To do.
Scan the entries below and count the lines holding the string "REPUBLIKY". Supply only the number.

Data to process.
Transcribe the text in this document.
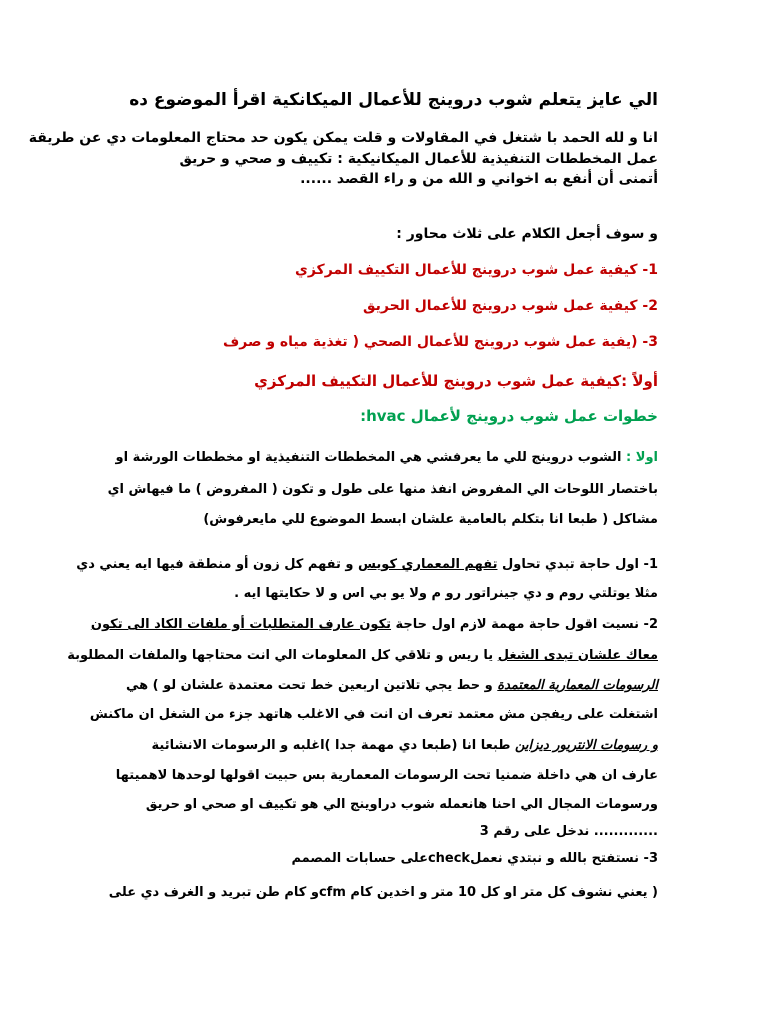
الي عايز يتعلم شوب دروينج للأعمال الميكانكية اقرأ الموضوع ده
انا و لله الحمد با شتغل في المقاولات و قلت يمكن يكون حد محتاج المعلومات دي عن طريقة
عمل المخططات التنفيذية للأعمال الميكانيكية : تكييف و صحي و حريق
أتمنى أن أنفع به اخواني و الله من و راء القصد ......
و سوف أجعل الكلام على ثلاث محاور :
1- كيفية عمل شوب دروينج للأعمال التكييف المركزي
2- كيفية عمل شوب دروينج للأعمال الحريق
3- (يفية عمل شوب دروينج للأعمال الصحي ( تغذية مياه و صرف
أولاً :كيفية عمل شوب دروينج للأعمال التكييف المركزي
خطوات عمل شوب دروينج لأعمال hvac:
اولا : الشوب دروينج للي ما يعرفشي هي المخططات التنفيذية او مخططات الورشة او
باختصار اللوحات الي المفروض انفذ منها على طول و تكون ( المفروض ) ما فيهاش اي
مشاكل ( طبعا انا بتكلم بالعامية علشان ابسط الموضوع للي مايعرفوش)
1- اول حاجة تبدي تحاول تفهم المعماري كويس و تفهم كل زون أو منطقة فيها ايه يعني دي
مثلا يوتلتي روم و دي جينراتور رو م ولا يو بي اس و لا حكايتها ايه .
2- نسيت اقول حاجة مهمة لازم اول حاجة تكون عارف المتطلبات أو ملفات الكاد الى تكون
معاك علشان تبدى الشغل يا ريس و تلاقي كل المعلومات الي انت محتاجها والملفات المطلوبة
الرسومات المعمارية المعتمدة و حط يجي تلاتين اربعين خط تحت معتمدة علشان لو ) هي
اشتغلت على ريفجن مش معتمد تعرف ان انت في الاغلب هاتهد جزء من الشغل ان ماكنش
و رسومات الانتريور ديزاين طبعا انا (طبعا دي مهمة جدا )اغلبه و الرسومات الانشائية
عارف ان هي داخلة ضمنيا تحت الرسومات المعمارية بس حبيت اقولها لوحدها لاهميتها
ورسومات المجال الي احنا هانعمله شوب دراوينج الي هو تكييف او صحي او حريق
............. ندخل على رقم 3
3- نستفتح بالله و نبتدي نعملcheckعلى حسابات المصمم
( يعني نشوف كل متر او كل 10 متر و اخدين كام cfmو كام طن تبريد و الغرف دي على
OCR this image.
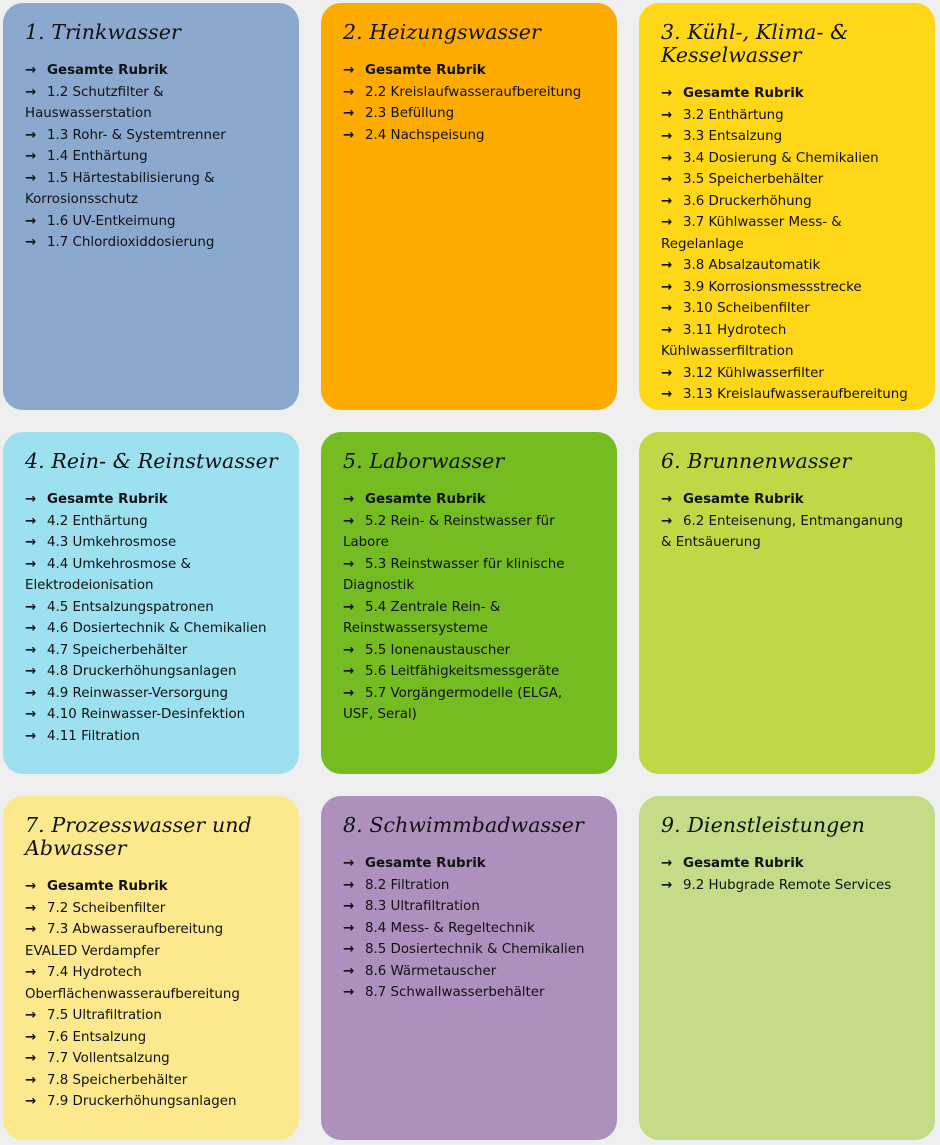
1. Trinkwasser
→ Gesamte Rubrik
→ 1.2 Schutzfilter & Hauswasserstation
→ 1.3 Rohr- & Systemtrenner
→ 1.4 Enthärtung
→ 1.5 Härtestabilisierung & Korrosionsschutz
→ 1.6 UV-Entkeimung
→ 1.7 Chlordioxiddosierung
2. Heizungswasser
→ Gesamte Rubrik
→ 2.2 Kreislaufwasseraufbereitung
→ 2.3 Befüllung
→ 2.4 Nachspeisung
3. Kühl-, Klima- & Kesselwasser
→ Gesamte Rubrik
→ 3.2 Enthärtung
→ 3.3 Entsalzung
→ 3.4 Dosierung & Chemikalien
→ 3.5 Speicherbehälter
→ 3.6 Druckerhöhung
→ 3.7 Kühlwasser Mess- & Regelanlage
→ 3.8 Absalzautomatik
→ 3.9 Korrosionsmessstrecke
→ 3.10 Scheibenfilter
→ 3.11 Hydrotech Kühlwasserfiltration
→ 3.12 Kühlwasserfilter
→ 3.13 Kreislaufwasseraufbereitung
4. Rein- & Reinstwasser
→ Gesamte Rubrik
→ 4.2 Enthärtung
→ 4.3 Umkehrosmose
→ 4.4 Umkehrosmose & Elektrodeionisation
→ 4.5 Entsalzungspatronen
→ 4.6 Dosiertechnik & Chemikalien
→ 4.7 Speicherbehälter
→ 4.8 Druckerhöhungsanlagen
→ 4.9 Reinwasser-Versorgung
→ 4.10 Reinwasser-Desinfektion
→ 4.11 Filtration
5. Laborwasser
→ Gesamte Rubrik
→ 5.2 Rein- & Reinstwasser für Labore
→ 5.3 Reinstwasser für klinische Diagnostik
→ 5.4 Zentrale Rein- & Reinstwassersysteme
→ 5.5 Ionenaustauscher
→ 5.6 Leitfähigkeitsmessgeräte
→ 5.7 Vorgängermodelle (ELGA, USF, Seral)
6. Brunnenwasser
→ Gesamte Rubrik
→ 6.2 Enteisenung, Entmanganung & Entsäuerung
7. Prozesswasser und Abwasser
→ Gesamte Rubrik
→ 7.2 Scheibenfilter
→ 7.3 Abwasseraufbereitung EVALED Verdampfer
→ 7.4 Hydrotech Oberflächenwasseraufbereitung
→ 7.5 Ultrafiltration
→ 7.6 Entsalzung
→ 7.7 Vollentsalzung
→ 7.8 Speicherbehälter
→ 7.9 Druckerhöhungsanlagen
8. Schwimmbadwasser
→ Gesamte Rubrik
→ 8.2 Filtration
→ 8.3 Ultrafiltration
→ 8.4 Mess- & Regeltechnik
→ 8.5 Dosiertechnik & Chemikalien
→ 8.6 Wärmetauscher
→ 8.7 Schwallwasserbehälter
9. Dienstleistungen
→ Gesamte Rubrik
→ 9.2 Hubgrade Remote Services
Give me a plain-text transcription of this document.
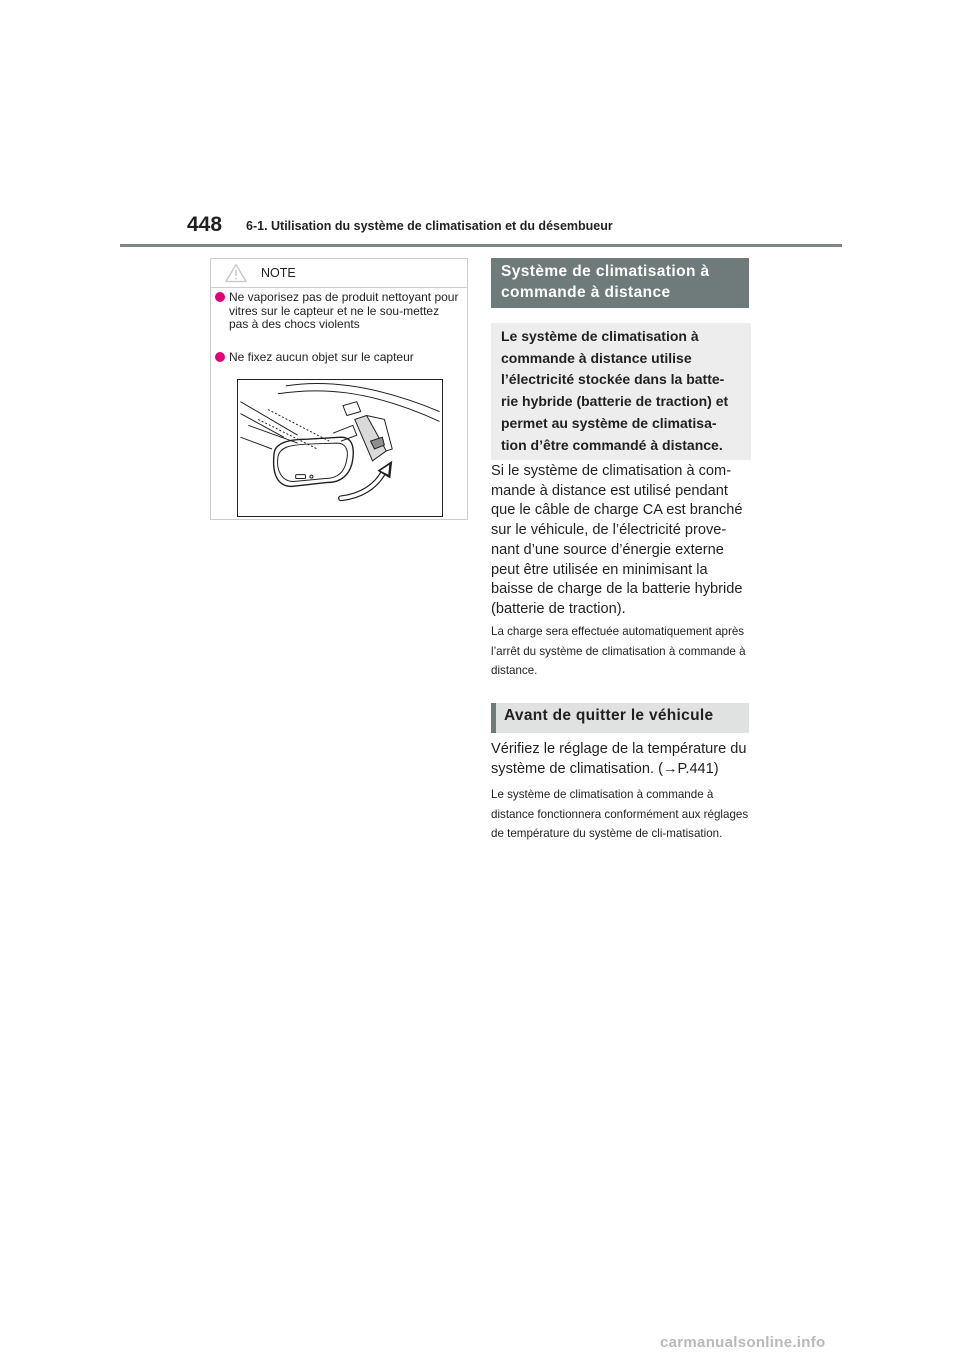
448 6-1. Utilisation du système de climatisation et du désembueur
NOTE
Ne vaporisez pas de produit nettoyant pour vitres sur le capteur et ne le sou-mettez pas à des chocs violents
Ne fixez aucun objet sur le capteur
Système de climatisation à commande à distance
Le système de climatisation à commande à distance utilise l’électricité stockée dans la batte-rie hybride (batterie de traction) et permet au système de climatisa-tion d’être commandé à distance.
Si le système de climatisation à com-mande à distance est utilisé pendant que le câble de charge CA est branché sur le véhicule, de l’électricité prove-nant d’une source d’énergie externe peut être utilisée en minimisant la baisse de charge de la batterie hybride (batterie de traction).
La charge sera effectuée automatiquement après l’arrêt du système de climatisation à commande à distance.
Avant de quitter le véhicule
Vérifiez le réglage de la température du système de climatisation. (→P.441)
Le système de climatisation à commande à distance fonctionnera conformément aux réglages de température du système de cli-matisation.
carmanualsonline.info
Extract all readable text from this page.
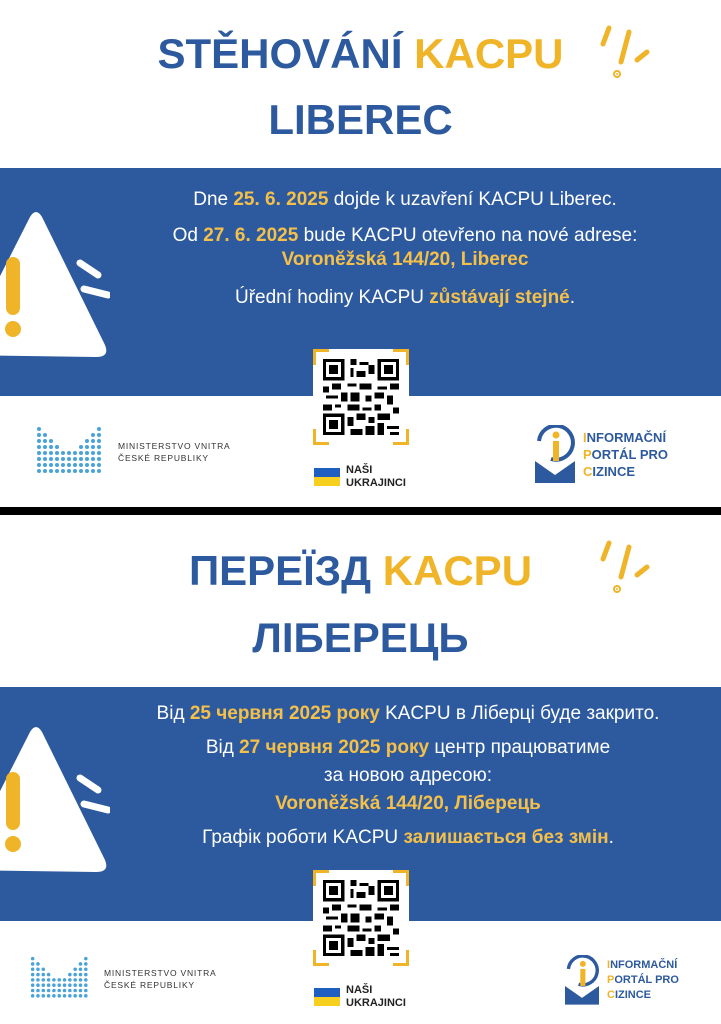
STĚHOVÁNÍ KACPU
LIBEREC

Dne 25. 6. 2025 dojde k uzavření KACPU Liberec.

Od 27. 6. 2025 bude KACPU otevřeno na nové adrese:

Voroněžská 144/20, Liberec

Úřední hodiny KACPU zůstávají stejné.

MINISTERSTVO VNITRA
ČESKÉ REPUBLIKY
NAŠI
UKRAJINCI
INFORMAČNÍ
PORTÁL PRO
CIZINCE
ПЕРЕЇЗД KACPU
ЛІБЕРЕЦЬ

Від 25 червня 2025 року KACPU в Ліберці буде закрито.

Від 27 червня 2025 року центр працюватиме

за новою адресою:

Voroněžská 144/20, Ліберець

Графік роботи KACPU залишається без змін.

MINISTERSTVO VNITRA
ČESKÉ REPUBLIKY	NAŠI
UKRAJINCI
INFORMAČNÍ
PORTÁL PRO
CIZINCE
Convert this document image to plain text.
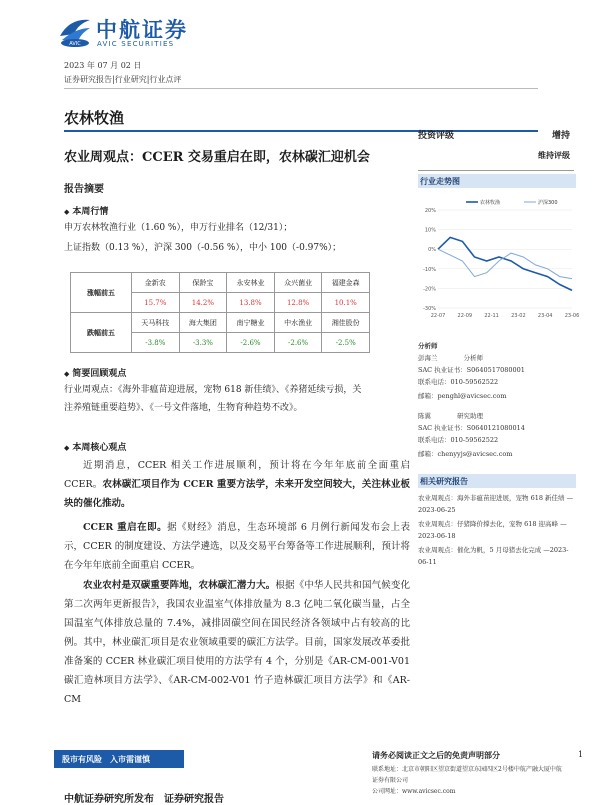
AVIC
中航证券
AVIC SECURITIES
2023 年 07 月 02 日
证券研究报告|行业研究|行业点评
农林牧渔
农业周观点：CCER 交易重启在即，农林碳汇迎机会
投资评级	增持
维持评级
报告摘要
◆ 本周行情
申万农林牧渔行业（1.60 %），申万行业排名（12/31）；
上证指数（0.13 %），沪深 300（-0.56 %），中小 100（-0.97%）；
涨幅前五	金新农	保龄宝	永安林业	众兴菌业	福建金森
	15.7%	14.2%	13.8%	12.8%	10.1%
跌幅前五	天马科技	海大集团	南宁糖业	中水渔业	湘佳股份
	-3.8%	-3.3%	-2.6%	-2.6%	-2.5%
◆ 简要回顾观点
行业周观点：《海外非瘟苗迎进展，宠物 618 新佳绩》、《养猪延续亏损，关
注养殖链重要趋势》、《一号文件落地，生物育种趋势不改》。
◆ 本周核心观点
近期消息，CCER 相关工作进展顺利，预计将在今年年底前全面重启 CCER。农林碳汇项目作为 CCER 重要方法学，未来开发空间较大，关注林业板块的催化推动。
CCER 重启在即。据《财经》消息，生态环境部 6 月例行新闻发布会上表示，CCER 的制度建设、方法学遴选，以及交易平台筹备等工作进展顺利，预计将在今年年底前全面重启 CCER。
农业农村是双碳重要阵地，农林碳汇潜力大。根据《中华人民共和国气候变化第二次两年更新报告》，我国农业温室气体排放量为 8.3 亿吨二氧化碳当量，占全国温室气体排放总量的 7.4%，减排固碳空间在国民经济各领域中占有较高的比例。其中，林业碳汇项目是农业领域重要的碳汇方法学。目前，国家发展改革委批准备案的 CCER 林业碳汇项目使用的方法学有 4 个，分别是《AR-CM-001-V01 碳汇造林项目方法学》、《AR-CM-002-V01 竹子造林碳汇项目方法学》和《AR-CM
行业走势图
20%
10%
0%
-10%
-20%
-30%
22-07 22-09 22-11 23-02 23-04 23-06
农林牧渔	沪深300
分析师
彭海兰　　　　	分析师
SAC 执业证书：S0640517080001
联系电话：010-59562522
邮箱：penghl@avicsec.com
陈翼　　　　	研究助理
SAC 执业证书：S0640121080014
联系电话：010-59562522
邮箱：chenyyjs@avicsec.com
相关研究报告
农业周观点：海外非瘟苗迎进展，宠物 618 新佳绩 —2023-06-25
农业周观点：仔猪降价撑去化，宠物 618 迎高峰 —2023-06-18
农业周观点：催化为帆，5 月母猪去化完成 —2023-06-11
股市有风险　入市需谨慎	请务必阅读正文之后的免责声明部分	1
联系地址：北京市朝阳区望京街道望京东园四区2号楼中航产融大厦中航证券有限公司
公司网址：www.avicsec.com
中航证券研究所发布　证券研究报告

Answer to this problem.
2